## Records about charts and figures
========
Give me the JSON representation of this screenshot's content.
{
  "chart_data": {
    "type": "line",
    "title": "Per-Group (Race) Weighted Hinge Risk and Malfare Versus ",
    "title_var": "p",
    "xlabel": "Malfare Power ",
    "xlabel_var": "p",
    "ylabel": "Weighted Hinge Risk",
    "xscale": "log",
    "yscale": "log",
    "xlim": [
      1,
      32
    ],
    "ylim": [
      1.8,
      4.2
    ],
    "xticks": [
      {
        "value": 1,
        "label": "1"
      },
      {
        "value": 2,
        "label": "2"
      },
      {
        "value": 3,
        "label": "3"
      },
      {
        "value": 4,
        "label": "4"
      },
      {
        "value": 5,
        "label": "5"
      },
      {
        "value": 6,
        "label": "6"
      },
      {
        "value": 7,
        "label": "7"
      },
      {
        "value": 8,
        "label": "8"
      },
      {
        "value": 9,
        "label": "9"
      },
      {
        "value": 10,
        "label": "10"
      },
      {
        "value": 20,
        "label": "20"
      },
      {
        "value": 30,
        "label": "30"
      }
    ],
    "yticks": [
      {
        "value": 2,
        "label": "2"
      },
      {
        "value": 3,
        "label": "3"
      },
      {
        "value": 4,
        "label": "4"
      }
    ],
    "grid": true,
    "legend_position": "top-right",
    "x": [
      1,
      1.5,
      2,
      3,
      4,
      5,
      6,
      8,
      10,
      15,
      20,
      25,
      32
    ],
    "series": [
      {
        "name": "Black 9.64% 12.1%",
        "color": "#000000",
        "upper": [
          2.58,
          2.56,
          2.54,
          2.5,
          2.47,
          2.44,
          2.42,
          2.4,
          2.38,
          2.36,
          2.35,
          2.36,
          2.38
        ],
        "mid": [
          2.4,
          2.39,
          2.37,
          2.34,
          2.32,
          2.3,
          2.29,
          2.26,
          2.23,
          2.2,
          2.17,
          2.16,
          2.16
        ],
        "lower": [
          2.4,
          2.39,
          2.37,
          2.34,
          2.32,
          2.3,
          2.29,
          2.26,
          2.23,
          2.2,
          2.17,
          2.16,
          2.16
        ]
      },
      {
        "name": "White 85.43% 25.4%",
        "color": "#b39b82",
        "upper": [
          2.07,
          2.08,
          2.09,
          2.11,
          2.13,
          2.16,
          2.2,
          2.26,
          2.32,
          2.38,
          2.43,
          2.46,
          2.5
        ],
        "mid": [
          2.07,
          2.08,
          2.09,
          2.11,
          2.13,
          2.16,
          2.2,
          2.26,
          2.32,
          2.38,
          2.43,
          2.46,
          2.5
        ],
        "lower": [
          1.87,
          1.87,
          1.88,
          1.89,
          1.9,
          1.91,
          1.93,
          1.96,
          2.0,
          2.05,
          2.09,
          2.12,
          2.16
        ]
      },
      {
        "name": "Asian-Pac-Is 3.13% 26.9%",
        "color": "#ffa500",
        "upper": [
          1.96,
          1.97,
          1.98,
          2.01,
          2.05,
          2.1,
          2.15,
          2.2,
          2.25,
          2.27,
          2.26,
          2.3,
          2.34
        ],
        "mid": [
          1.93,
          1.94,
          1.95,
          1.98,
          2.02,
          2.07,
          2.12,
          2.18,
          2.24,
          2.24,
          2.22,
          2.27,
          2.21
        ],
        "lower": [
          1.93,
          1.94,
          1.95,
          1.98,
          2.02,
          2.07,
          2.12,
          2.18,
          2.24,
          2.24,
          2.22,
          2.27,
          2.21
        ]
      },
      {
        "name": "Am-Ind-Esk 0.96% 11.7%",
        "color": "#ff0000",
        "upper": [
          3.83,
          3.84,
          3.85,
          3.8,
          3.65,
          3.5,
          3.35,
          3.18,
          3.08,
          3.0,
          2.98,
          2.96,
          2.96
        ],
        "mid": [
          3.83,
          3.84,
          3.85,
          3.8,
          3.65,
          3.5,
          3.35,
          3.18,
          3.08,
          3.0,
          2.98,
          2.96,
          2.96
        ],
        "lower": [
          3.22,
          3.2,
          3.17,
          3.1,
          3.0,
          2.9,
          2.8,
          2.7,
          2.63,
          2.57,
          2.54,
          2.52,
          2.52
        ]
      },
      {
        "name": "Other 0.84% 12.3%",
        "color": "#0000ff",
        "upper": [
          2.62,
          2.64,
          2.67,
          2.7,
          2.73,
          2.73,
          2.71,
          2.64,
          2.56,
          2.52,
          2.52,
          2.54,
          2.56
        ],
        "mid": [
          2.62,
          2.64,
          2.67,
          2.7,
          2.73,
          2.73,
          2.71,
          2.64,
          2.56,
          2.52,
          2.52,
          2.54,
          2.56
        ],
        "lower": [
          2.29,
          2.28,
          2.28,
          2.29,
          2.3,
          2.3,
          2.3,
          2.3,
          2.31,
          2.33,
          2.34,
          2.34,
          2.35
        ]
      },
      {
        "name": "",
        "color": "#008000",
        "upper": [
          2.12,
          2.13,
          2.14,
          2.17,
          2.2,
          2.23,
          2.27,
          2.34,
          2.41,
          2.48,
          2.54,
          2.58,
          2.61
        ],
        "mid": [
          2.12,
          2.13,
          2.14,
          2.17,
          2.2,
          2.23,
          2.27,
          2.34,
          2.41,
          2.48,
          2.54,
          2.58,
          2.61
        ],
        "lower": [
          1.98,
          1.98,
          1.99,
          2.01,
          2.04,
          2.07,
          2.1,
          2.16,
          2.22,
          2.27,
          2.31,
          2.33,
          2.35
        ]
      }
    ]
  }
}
========
## GOAL OF THE EXERCISE
Give back each line above precisely as it stands.

## RESPONSE TO THIS EXERCISE
Give me the JSON representation of this screenshot's content.
{
  "chart_data": {
    "type": "line",
    "title": "Per-Group (Race) Weighted Hinge Risk and Malfare Versus ",
    "title_var": "p",
    "xlabel": "Malfare Power ",
    "xlabel_var": "p",
    "ylabel": "Weighted Hinge Risk",
    "xscale": "log",
    "yscale": "log",
    "xlim": [
      1,
      32
    ],
    "ylim": [
      1.8,
      4.2
    ],
    "xticks": [
      {
        "value": 1,
        "label": "1"
      },
      {
        "value": 2,
        "label": "2"
      },
      {
        "value": 3,
        "label": "3"
      },
      {
        "value": 4,
        "label": "4"
      },
      {
        "value": 5,
        "label": "5"
      },
      {
        "value": 6,
        "label": "6"
      },
      {
        "value": 7,
        "label": "7"
      },
      {
        "value": 8,
        "label": "8"
      },
      {
        "value": 9,
        "label": "9"
      },
      {
        "value": 10,
        "label": "10"
      },
      {
        "value": 20,
        "label": "20"
      },
      {
        "value": 30,
        "label": "30"
      }
    ],
    "yticks": [
      {
        "value": 2,
        "label": "2"
      },
      {
        "value": 3,
        "label": "3"
      },
      {
        "value": 4,
        "label": "4"
      }
    ],
    "grid": true,
    "legend_position": "top-right",
    "x": [
      1,
      1.5,
      2,
      3,
      4,
      5,
      6,
      8,
      10,
      15,
      20,
      25,
      32
    ],
    "series": [
      {
        "name": "Black 9.64% 12.1%",
        "color": "#000000",
        "upper": [
          2.58,
          2.56,
          2.54,
          2.5,
          2.47,
          2.44,
          2.42,
          2.4,
          2.38,
          2.36,
          2.35,
          2.36,
          2.38
        ],
        "mid": [
          2.4,
          2.39,
          2.37,
          2.34,
          2.32,
          2.3,
          2.29,
          2.26,
          2.23,
          2.2,
          2.17,
          2.16,
          2.16
        ],
        "lower": [
          2.4,
          2.39,
          2.37,
          2.34,
          2.32,
          2.3,
          2.29,
          2.26,
          2.23,
          2.2,
          2.17,
          2.16,
          2.16
        ]
      },
      {
        "name": "White 85.43% 25.4%",
        "color": "#b39b82",
        "upper": [
          2.07,
          2.08,
          2.09,
          2.11,
          2.13,
          2.16,
          2.2,
          2.26,
          2.32,
          2.38,
          2.43,
          2.46,
          2.5
        ],
        "mid": [
          2.07,
          2.08,
          2.09,
          2.11,
          2.13,
          2.16,
          2.2,
          2.26,
          2.32,
          2.38,
          2.43,
          2.46,
          2.5
        ],
        "lower": [
          1.87,
          1.87,
          1.88,
          1.89,
          1.9,
          1.91,
          1.93,
          1.96,
          2.0,
          2.05,
          2.09,
          2.12,
          2.16
        ]
      },
      {
        "name": "Asian-Pac-Is 3.13% 26.9%",
        "color": "#ffa500",
        "upper": [
          1.96,
          1.97,
          1.98,
          2.01,
          2.05,
          2.1,
          2.15,
          2.2,
          2.25,
          2.27,
          2.26,
          2.3,
          2.34
        ],
        "mid": [
          1.93,
          1.94,
          1.95,
          1.98,
          2.02,
          2.07,
          2.12,
          2.18,
          2.24,
          2.24,
          2.22,
          2.27,
          2.21
        ],
        "lower": [
          1.93,
          1.94,
          1.95,
          1.98,
          2.02,
          2.07,
          2.12,
          2.18,
          2.24,
          2.24,
          2.22,
          2.27,
          2.21
        ]
      },
      {
        "name": "Am-Ind-Esk 0.96% 11.7%",
        "color": "#ff0000",
        "upper": [
          3.83,
          3.84,
          3.85,
          3.8,
          3.65,
          3.5,
          3.35,
          3.18,
          3.08,
          3.0,
          2.98,
          2.96,
          2.96
        ],
        "mid": [
          3.83,
          3.84,
          3.85,
          3.8,
          3.65,
          3.5,
          3.35,
          3.18,
          3.08,
          3.0,
          2.98,
          2.96,
          2.96
        ],
        "lower": [
          3.22,
          3.2,
          3.17,
          3.1,
          3.0,
          2.9,
          2.8,
          2.7,
          2.63,
          2.57,
          2.54,
          2.52,
          2.52
        ]
      },
      {
        "name": "Other 0.84% 12.3%",
        "color": "#0000ff",
        "upper": [
          2.62,
          2.64,
          2.67,
          2.7,
          2.73,
          2.73,
          2.71,
          2.64,
          2.56,
          2.52,
          2.52,
          2.54,
          2.56
        ],
        "mid": [
          2.62,
          2.64,
          2.67,
          2.7,
          2.73,
          2.73,
          2.71,
          2.64,
          2.56,
          2.52,
          2.52,
          2.54,
          2.56
        ],
        "lower": [
          2.29,
          2.28,
          2.28,
          2.29,
          2.3,
          2.3,
          2.3,
          2.3,
          2.31,
          2.33,
          2.34,
          2.34,
          2.35
        ]
      },
      {
        "name": "",
        "color": "#008000",
        "upper": [
          2.12,
          2.13,
          2.14,
          2.17,
          2.2,
          2.23,
          2.27,
          2.34,
          2.41,
          2.48,
          2.54,
          2.58,
          2.61
        ],
        "mid": [
          2.12,
          2.13,
          2.14,
          2.17,
          2.2,
          2.23,
          2.27,
          2.34,
          2.41,
          2.48,
          2.54,
          2.58,
          2.61
        ],
        "lower": [
          1.98,
          1.98,
          1.99,
          2.01,
          2.04,
          2.07,
          2.1,
          2.16,
          2.22,
          2.27,
          2.31,
          2.33,
          2.35
        ]
      }
    ]
  }
}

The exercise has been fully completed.